(Extracted records)

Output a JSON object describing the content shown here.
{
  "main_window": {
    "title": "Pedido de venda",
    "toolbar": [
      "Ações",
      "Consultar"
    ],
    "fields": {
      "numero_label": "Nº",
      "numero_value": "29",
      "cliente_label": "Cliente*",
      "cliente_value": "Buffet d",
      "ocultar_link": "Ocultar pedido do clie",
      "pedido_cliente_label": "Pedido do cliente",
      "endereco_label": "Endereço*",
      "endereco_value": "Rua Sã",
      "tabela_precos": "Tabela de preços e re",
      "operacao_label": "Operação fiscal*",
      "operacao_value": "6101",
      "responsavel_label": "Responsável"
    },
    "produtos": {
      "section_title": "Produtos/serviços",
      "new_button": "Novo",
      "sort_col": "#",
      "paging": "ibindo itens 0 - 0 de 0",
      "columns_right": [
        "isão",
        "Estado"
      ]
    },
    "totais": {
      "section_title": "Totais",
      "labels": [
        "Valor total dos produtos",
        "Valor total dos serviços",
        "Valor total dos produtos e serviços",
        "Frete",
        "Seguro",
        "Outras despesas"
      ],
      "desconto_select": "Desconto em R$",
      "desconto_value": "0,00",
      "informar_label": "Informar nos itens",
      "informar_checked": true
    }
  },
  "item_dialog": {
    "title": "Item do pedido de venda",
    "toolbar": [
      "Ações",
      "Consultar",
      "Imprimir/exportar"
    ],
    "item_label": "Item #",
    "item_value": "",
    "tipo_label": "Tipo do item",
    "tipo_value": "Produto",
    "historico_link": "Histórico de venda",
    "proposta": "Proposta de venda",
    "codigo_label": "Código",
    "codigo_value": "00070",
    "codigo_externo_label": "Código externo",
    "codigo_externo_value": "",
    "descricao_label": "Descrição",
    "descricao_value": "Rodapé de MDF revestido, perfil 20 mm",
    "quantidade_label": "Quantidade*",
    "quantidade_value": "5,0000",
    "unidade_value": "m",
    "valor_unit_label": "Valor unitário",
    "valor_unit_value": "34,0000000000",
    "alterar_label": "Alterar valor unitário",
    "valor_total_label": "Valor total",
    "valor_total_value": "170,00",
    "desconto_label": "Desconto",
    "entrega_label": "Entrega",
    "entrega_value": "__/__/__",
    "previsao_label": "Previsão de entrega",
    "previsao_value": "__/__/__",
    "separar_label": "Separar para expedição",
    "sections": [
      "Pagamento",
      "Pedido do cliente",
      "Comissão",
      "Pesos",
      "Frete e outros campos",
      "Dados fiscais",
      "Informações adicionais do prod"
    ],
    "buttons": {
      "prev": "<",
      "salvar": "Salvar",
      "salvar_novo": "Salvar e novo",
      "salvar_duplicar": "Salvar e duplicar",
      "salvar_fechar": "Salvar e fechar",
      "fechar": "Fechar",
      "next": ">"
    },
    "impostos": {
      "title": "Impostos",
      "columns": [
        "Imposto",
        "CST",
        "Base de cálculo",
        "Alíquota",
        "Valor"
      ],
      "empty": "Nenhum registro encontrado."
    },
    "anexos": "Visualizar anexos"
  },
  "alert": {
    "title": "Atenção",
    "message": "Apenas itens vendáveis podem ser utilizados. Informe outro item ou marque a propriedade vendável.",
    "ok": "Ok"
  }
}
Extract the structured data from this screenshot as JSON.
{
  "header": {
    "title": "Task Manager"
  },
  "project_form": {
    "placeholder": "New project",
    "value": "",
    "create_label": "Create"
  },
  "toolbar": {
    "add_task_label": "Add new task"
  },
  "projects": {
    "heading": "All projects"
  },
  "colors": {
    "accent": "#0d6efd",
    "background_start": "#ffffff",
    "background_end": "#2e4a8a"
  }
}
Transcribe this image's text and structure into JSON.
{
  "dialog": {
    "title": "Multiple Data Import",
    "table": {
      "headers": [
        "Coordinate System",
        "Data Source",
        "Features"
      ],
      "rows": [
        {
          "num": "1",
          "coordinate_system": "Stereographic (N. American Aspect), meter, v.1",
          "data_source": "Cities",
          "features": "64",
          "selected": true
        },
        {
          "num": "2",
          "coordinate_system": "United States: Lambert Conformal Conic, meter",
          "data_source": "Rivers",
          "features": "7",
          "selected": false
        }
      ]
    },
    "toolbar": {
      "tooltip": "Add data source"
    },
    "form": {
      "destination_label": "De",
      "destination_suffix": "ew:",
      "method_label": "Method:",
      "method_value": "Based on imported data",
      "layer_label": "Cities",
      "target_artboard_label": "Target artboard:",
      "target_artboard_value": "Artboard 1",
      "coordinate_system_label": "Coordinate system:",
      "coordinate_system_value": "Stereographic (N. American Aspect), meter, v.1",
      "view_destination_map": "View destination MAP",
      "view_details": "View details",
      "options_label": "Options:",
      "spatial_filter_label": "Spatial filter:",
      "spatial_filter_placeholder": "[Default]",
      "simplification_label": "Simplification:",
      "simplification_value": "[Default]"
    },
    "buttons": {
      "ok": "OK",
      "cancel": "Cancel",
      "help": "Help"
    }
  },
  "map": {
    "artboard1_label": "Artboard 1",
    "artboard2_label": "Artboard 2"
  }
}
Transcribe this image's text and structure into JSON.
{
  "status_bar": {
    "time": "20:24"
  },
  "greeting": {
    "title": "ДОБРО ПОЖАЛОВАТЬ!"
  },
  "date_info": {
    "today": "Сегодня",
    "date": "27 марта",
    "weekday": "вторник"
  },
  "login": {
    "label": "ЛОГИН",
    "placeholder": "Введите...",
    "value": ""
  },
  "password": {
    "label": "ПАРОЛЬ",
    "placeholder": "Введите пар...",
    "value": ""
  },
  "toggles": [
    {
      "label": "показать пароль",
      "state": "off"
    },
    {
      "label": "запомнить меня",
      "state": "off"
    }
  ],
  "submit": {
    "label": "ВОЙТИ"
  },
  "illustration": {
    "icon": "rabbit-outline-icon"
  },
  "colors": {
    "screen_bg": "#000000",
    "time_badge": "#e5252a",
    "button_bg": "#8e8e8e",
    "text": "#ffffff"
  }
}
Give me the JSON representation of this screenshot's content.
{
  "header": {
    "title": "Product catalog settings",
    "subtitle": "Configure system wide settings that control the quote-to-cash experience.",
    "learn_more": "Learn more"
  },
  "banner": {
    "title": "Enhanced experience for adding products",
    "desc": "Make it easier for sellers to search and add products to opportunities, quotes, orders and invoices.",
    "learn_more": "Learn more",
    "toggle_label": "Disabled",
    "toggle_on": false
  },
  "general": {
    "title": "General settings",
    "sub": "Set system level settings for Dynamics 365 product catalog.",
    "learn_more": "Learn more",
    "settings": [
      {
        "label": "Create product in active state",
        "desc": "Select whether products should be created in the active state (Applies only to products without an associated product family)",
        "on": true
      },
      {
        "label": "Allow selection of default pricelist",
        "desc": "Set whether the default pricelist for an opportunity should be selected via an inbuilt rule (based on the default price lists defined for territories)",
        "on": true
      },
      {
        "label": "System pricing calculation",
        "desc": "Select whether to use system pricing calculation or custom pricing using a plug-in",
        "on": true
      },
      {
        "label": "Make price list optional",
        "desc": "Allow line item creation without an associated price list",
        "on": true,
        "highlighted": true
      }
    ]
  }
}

### Goal:
Note each line of the entries that has "without" in it, and copy those lines.

### Exercise solution:
        "desc": "Select whether products should be created in the active state (Applies only to products without an associated product family)",
        "desc": "Allow line item creation without an associated price list",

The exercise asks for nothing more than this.